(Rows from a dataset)
•••

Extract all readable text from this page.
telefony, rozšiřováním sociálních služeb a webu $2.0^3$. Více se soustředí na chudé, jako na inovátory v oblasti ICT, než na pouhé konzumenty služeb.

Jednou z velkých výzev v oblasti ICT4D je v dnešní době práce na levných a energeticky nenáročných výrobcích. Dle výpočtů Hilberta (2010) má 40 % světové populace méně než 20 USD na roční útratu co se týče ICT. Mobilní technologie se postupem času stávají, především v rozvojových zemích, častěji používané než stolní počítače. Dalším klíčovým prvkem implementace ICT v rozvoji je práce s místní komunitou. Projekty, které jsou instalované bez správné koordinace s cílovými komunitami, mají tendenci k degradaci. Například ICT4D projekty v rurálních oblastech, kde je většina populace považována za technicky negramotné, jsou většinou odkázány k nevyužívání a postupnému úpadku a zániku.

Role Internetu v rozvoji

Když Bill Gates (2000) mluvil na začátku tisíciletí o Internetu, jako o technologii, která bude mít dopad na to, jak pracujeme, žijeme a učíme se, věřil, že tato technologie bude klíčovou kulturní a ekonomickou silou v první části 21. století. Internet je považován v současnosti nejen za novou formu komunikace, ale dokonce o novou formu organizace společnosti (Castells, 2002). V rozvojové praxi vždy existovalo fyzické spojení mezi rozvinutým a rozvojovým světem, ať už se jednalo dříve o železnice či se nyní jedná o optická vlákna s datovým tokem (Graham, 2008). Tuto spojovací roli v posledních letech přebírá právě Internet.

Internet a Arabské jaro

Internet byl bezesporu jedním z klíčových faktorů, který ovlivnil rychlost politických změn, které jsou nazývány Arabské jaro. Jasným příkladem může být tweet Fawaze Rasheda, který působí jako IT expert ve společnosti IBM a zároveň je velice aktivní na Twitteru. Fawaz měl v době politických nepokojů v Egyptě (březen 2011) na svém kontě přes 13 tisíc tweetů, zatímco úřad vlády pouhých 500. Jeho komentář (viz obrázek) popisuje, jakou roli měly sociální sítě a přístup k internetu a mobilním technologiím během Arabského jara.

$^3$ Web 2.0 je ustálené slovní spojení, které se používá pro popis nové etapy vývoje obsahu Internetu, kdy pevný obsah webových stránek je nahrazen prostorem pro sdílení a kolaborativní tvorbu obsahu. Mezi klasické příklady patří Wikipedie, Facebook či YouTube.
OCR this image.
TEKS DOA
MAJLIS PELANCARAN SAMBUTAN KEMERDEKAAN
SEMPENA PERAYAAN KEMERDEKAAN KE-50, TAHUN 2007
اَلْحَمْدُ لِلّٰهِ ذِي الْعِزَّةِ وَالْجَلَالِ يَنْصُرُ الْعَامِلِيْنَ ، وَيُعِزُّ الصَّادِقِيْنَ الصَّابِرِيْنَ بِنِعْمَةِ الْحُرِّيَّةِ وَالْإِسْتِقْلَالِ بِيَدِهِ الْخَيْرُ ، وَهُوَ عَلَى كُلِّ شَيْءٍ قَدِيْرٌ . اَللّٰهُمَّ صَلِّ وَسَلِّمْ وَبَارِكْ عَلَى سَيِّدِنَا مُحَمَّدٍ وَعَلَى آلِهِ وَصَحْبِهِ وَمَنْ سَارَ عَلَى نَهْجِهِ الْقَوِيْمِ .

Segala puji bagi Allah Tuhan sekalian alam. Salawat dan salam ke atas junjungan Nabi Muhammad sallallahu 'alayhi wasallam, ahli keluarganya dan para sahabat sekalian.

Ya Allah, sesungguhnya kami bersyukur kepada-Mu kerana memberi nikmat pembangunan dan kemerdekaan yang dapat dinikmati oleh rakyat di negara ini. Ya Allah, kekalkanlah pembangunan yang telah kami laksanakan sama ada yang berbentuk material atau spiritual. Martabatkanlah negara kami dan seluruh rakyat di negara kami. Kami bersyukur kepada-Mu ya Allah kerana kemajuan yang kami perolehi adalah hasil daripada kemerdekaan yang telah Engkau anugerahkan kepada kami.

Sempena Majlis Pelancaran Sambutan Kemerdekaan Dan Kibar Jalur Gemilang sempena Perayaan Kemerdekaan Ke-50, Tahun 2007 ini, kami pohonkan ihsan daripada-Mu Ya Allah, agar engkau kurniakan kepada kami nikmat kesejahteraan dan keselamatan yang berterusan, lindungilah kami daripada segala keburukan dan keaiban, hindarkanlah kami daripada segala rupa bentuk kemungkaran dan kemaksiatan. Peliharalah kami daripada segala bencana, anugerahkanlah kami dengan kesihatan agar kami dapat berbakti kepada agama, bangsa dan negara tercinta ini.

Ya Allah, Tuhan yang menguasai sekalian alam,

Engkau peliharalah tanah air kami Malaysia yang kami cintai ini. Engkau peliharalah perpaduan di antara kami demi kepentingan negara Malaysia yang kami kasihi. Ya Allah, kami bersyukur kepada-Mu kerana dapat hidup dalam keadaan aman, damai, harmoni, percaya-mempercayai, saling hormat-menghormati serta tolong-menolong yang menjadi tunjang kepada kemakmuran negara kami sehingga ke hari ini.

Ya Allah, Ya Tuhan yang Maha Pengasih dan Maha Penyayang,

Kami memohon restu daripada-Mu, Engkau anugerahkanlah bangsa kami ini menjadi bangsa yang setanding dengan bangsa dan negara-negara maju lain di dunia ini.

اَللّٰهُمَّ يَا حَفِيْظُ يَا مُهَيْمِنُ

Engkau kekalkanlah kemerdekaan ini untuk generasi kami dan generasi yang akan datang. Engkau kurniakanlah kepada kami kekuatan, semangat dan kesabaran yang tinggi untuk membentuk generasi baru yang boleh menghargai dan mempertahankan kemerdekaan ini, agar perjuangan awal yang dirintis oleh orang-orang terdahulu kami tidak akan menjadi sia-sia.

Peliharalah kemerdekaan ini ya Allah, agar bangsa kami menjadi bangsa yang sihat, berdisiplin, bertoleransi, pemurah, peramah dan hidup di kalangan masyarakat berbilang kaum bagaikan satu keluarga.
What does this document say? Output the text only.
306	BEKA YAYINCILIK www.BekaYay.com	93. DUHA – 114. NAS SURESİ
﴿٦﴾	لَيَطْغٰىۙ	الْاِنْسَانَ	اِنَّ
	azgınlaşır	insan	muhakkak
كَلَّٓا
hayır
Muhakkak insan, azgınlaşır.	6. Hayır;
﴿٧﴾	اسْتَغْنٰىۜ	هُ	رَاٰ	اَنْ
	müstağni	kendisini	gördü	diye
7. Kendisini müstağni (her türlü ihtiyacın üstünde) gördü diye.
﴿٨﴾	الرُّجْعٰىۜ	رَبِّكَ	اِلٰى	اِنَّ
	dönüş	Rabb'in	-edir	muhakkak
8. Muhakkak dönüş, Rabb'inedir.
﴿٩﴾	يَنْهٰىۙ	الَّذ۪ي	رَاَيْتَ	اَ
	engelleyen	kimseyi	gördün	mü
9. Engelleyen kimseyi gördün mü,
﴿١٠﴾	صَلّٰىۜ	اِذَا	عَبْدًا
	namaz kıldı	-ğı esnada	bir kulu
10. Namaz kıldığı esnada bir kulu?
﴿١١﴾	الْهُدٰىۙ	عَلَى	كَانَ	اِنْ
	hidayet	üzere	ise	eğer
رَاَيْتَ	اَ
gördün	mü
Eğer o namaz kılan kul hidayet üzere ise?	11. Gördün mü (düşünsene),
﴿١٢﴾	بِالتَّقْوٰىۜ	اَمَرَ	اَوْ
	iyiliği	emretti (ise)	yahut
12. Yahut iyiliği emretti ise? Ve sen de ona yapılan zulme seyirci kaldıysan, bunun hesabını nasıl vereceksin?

•••

Exercise directions ::
From the records above, extract every line exactly as it stands.

Exercise solution ::
Extract all readable text from this page.
telefony, rozšiřováním sociálních služeb a webu $2.0^3$. Více se soustředí na chudé, jako na inovátory v oblasti ICT, než na pouhé konzumenty služeb.

Jednou z velkých výzev v oblasti ICT4D je v dnešní době práce na levných a energeticky nenáročných výrobcích. Dle výpočtů Hilberta (2010) má 40 % světové populace méně než 20 USD na roční útratu co se týče ICT. Mobilní technologie se postupem času stávají, především v rozvojových zemích, častěji používané než stolní počítače. Dalším klíčovým prvkem implementace ICT v rozvoji je práce s místní komunitou. Projekty, které jsou instalované bez správné koordinace s cílovými komunitami, mají tendenci k degradaci. Například ICT4D projekty v rurálních oblastech, kde je většina populace považována za technicky negramotné, jsou většinou odkázány k nevyužívání a postupnému úpadku a zániku.

Role Internetu v rozvoji

Když Bill Gates (2000) mluvil na začátku tisíciletí o Internetu, jako o technologii, která bude mít dopad na to, jak pracujeme, žijeme a učíme se, věřil, že tato technologie bude klíčovou kulturní a ekonomickou silou v první části 21. století. Internet je považován v současnosti nejen za novou formu komunikace, ale dokonce o novou formu organizace společnosti (Castells, 2002). V rozvojové praxi vždy existovalo fyzické spojení mezi rozvinutým a rozvojovým světem, ať už se jednalo dříve o železnice či se nyní jedná o optická vlákna s datovým tokem (Graham, 2008). Tuto spojovací roli v posledních letech přebírá právě Internet.

Internet a Arabské jaro

Internet byl bezesporu jedním z klíčových faktorů, který ovlivnil rychlost politických změn, které jsou nazývány Arabské jaro. Jasným příkladem může být tweet Fawaze Rasheda, který působí jako IT expert ve společnosti IBM a zároveň je velice aktivní na Twitteru. Fawaz měl v době politických nepokojů v Egyptě (březen 2011) na svém kontě přes 13 tisíc tweetů, zatímco úřad vlády pouhých 500. Jeho komentář (viz obrázek) popisuje, jakou roli měly sociální sítě a přístup k internetu a mobilním technologiím během Arabského jara.

$^3$ Web 2.0 je ustálené slovní spojení, které se používá pro popis nové etapy vývoje obsahu Internetu, kdy pevný obsah webových stránek je nahrazen prostorem pro sdílení a kolaborativní tvorbu obsahu. Mezi klasické příklady patří Wikipedie, Facebook či YouTube.
OCR this image.
TEKS DOA
MAJLIS PELANCARAN SAMBUTAN KEMERDEKAAN
SEMPENA PERAYAAN KEMERDEKAAN KE-50, TAHUN 2007
اَلْحَمْدُ لِلّٰهِ ذِي الْعِزَّةِ وَالْجَلَالِ يَنْصُرُ الْعَامِلِيْنَ ، وَيُعِزُّ الصَّادِقِيْنَ الصَّابِرِيْنَ بِنِعْمَةِ الْحُرِّيَّةِ وَالْإِسْتِقْلَالِ بِيَدِهِ الْخَيْرُ ، وَهُوَ عَلَى كُلِّ شَيْءٍ قَدِيْرٌ . اَللّٰهُمَّ صَلِّ وَسَلِّمْ وَبَارِكْ عَلَى سَيِّدِنَا مُحَمَّدٍ وَعَلَى آلِهِ وَصَحْبِهِ وَمَنْ سَارَ عَلَى نَهْجِهِ الْقَوِيْمِ .

Segala puji bagi Allah Tuhan sekalian alam. Salawat dan salam ke atas junjungan Nabi Muhammad sallallahu 'alayhi wasallam, ahli keluarganya dan para sahabat sekalian.

Ya Allah, sesungguhnya kami bersyukur kepada-Mu kerana memberi nikmat pembangunan dan kemerdekaan yang dapat dinikmati oleh rakyat di negara ini. Ya Allah, kekalkanlah pembangunan yang telah kami laksanakan sama ada yang berbentuk material atau spiritual. Martabatkanlah negara kami dan seluruh rakyat di negara kami. Kami bersyukur kepada-Mu ya Allah kerana kemajuan yang kami perolehi adalah hasil daripada kemerdekaan yang telah Engkau anugerahkan kepada kami.

Sempena Majlis Pelancaran Sambutan Kemerdekaan Dan Kibar Jalur Gemilang sempena Perayaan Kemerdekaan Ke-50, Tahun 2007 ini, kami pohonkan ihsan daripada-Mu Ya Allah, agar engkau kurniakan kepada kami nikmat kesejahteraan dan keselamatan yang berterusan, lindungilah kami daripada segala keburukan dan keaiban, hindarkanlah kami daripada segala rupa bentuk kemungkaran dan kemaksiatan. Peliharalah kami daripada segala bencana, anugerahkanlah kami dengan kesihatan agar kami dapat berbakti kepada agama, bangsa dan negara tercinta ini.

Ya Allah, Tuhan yang menguasai sekalian alam,

Engkau peliharalah tanah air kami Malaysia yang kami cintai ini. Engkau peliharalah perpaduan di antara kami demi kepentingan negara Malaysia yang kami kasihi. Ya Allah, kami bersyukur kepada-Mu kerana dapat hidup dalam keadaan aman, damai, harmoni, percaya-mempercayai, saling hormat-menghormati serta tolong-menolong yang menjadi tunjang kepada kemakmuran negara kami sehingga ke hari ini.

Ya Allah, Ya Tuhan yang Maha Pengasih dan Maha Penyayang,

Kami memohon restu daripada-Mu, Engkau anugerahkanlah bangsa kami ini menjadi bangsa yang setanding dengan bangsa dan negara-negara maju lain di dunia ini.

اَللّٰهُمَّ يَا حَفِيْظُ يَا مُهَيْمِنُ

Engkau kekalkanlah kemerdekaan ini untuk generasi kami dan generasi yang akan datang. Engkau kurniakanlah kepada kami kekuatan, semangat dan kesabaran yang tinggi untuk membentuk generasi baru yang boleh menghargai dan mempertahankan kemerdekaan ini, agar perjuangan awal yang dirintis oleh orang-orang terdahulu kami tidak akan menjadi sia-sia.

Peliharalah kemerdekaan ini ya Allah, agar bangsa kami menjadi bangsa yang sihat, berdisiplin, bertoleransi, pemurah, peramah dan hidup di kalangan masyarakat berbilang kaum bagaikan satu keluarga.
What does this document say? Output the text only.
306	BEKA YAYINCILIK www.BekaYay.com	93. DUHA – 114. NAS SURESİ
﴿٦﴾	لَيَطْغٰىۙ	الْاِنْسَانَ	اِنَّ
	azgınlaşır	insan	muhakkak
كَلَّٓا
hayır
Muhakkak insan, azgınlaşır.	6. Hayır;
﴿٧﴾	اسْتَغْنٰىۜ	هُ	رَاٰ	اَنْ
	müstağni	kendisini	gördü	diye
7. Kendisini müstağni (her türlü ihtiyacın üstünde) gördü diye.
﴿٨﴾	الرُّجْعٰىۜ	رَبِّكَ	اِلٰى	اِنَّ
	dönüş	Rabb'in	-edir	muhakkak
8. Muhakkak dönüş, Rabb'inedir.
﴿٩﴾	يَنْهٰىۙ	الَّذ۪ي	رَاَيْتَ	اَ
	engelleyen	kimseyi	gördün	mü
9. Engelleyen kimseyi gördün mü,
﴿١٠﴾	صَلّٰىۜ	اِذَا	عَبْدًا
	namaz kıldı	-ğı esnada	bir kulu
10. Namaz kıldığı esnada bir kulu?
﴿١١﴾	الْهُدٰىۙ	عَلَى	كَانَ	اِنْ
	hidayet	üzere	ise	eğer
رَاَيْتَ	اَ
gördün	mü
Eğer o namaz kılan kul hidayet üzere ise?	11. Gördün mü (düşünsene),
﴿١٢﴾	بِالتَّقْوٰىۜ	اَمَرَ	اَوْ
	iyiliği	emretti (ise)	yahut
12. Yahut iyiliği emretti ise? Ve sen de ona yapılan zulme seyirci kaldıysan, bunun hesabını nasıl vereceksin?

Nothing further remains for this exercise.